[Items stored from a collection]
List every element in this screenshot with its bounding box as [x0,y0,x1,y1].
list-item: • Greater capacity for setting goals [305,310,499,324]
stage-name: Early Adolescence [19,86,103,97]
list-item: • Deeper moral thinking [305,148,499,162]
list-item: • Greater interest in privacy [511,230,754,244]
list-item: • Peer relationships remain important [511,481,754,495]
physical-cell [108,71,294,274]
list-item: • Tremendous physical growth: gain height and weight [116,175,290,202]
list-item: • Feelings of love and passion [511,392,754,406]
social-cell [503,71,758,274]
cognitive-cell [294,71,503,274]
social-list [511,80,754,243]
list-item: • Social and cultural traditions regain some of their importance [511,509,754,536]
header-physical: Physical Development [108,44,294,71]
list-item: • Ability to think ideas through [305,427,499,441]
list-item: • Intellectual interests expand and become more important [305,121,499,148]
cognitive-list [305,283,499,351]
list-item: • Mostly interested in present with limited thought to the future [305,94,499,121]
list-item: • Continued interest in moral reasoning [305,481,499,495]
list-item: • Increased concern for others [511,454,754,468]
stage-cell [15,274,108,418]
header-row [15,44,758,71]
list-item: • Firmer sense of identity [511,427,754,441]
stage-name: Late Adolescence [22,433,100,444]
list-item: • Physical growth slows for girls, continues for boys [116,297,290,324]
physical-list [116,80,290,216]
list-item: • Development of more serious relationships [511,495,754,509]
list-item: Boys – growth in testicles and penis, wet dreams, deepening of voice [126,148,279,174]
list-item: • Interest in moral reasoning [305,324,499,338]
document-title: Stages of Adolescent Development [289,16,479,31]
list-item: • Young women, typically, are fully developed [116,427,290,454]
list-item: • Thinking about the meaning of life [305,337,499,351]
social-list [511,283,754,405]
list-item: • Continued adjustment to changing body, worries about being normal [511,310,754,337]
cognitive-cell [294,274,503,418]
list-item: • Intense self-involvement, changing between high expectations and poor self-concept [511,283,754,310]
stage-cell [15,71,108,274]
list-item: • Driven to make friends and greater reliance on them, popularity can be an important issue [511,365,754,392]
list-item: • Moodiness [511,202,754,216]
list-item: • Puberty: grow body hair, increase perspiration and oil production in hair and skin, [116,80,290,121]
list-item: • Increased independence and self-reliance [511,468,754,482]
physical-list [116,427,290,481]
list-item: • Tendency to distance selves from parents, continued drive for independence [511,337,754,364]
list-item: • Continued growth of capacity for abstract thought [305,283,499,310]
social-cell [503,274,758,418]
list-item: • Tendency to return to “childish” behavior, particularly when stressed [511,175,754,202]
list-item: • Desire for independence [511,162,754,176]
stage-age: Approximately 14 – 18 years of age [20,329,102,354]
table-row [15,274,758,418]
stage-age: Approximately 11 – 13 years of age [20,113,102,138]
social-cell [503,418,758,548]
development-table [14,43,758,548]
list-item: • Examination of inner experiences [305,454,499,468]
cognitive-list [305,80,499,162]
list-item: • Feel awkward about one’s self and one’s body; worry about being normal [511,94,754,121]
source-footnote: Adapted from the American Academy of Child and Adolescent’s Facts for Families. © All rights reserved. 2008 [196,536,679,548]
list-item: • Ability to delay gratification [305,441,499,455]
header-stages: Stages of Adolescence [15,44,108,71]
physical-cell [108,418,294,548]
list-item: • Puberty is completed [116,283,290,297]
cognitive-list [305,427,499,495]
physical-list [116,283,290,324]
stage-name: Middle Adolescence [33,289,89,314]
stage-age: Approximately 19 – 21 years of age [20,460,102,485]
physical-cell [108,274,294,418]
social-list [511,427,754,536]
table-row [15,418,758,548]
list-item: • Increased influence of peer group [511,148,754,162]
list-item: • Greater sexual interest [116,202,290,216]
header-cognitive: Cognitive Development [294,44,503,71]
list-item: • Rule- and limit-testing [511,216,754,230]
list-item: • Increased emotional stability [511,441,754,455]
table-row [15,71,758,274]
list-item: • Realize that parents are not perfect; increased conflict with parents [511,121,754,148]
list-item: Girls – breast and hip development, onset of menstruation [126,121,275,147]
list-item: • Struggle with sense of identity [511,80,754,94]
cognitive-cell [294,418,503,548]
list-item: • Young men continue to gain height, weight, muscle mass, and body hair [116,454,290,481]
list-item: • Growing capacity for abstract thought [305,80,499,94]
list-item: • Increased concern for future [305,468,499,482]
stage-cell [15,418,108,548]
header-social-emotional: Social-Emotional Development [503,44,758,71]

— Work to be completed —
Format each line of the data above as an item in a numbered list, leaving out any blank lines.

— Exercise solution —
1. List every element in this screenshot with its bounding box as [x0,y0,x1,y1].
2. list-item: • Greater capacity for setting goals [305,310,499,324]
3. stage-name: Early Adolescence [19,86,103,97]
4. list-item: • Deeper moral thinking [305,148,499,162]
5. list-item: • Greater interest in privacy [511,230,754,244]
6. list-item: • Peer relationships remain important [511,481,754,495]
7. physical-cell [108,71,294,274]
8. list-item: • Tremendous physical growth: gain height and weight [116,175,290,202]
9. list-item: • Feelings of love and passion [511,392,754,406]
10. social-cell [503,71,758,274]
11. cognitive-cell [294,71,503,274]
12. social-list [511,80,754,243]
13. list-item: • Social and cultural traditions regain some of their importance [511,509,754,536]
14. header-physical: Physical Development [108,44,294,71]
15. list-item: • Ability to think ideas through [305,427,499,441]
16. list-item: • Intellectual interests expand and become more important [305,121,499,148]
17. cognitive-list [305,283,499,351]
18. list-item: • Mostly interested in present with limited thought to the future [305,94,499,121]
19. list-item: • Continued interest in moral reasoning [305,481,499,495]
20. list-item: • Increased concern for others [511,454,754,468]
21. stage-cell [15,274,108,418]
22. header-row [15,44,758,71]
23. list-item: • Firmer sense of identity [511,427,754,441]
24. stage-name: Late Adolescence [22,433,100,444]
25. list-item: • Physical growth slows for girls, continues for boys [116,297,290,324]
26. physical-list [116,80,290,216]
27. list-item: • Development of more serious relationships [511,495,754,509]
28. list-item: Boys – growth in testicles and penis, wet dreams, deepening of voice [126,148,279,174]
29. list-item: • Interest in moral reasoning [305,324,499,338]
30. document-title: Stages of Adolescent Development [289,16,479,31]
31. list-item: • Young women, typically, are fully developed [116,427,290,454]
32. list-item: • Thinking about the meaning of life [305,337,499,351]
33. social-list [511,283,754,405]
34. list-item: • Continued adjustment to changing body, worries about being normal [511,310,754,337]
35. cognitive-cell [294,274,503,418]
36. list-item: • Intense self-involvement, changing between high expectations and poor self-concept [511,283,754,310]
37. stage-cell [15,71,108,274]
38. list-item: • Driven to make friends and greater reliance on them, popularity can be an important issue [511,365,754,392]
39. list-item: • Moodiness [511,202,754,216]
40. list-item: • Puberty: grow body hair, increase perspiration and oil production in hair and skin, [116,80,290,121]
41. list-item: • Increased independence and self-reliance [511,468,754,482]
42. physical-list [116,427,290,481]
43. list-item: • Tendency to distance selves from parents, continued drive for independence [511,337,754,364]
44. list-item: • Continued growth of capacity for abstract thought [305,283,499,310]
45. social-cell [503,274,758,418]
46. list-item: • Tendency to return to “childish” behavior, particularly when stressed [511,175,754,202]
47. list-item: • Desire for independence [511,162,754,176]
48. stage-age: Approximately 14 – 18 years of age [20,329,102,354]
49. table-row [15,274,758,418]
50. stage-age: Approximately 11 – 13 years of age [20,113,102,138]
51. social-cell [503,418,758,548]
52. development-table [14,43,758,548]
53. list-item: • Examination of inner experiences [305,454,499,468]
54. cognitive-list [305,80,499,162]
55. list-item: • Feel awkward about one’s self and one’s body; worry about being normal [511,94,754,121]
56. source-footnote: Adapted from the American Academy of Child and Adolescent’s Facts for Families. © All rights reserved. 2008 [196,536,679,548]
57. list-item: • Ability to delay gratification [305,441,499,455]
58. header-stages: Stages of Adolescence [15,44,108,71]
59. physical-cell [108,418,294,548]
60. list-item: • Puberty is completed [116,283,290,297]
61. cognitive-list [305,427,499,495]
62. physical-list [116,283,290,324]
63. stage-name: Middle Adolescence [33,289,89,314]
64. stage-age: Approximately 19 – 21 years of age [20,460,102,485]
65. physical-cell [108,274,294,418]
66. social-list [511,427,754,536]
67. table-row [15,418,758,548]
68. list-item: • Increased influence of peer group [511,148,754,162]
69. list-item: • Greater sexual interest [116,202,290,216]
70. header-cognitive: Cognitive Development [294,44,503,71]
71. list-item: • Rule- and limit-testing [511,216,754,230]
72. list-item: • Increased emotional stability [511,441,754,455]
73. table-row [15,71,758,274]
74. list-item: • Realize that parents are not perfect; increased conflict with parents [511,121,754,148]
75. list-item: Girls – breast and hip development, onset of menstruation [126,121,275,147]
76. list-item: • Struggle with sense of identity [511,80,754,94]
77. cognitive-cell [294,418,503,548]
78. list-item: • Young men continue to gain height, weight, muscle mass, and body hair [116,454,290,481]
79. list-item: • Growing capacity for abstract thought [305,80,499,94]
80. list-item: • Increased concern for future [305,468,499,482]
81. stage-cell [15,418,108,548]
82. header-social-emotional: Social-Emotional Development [503,44,758,71]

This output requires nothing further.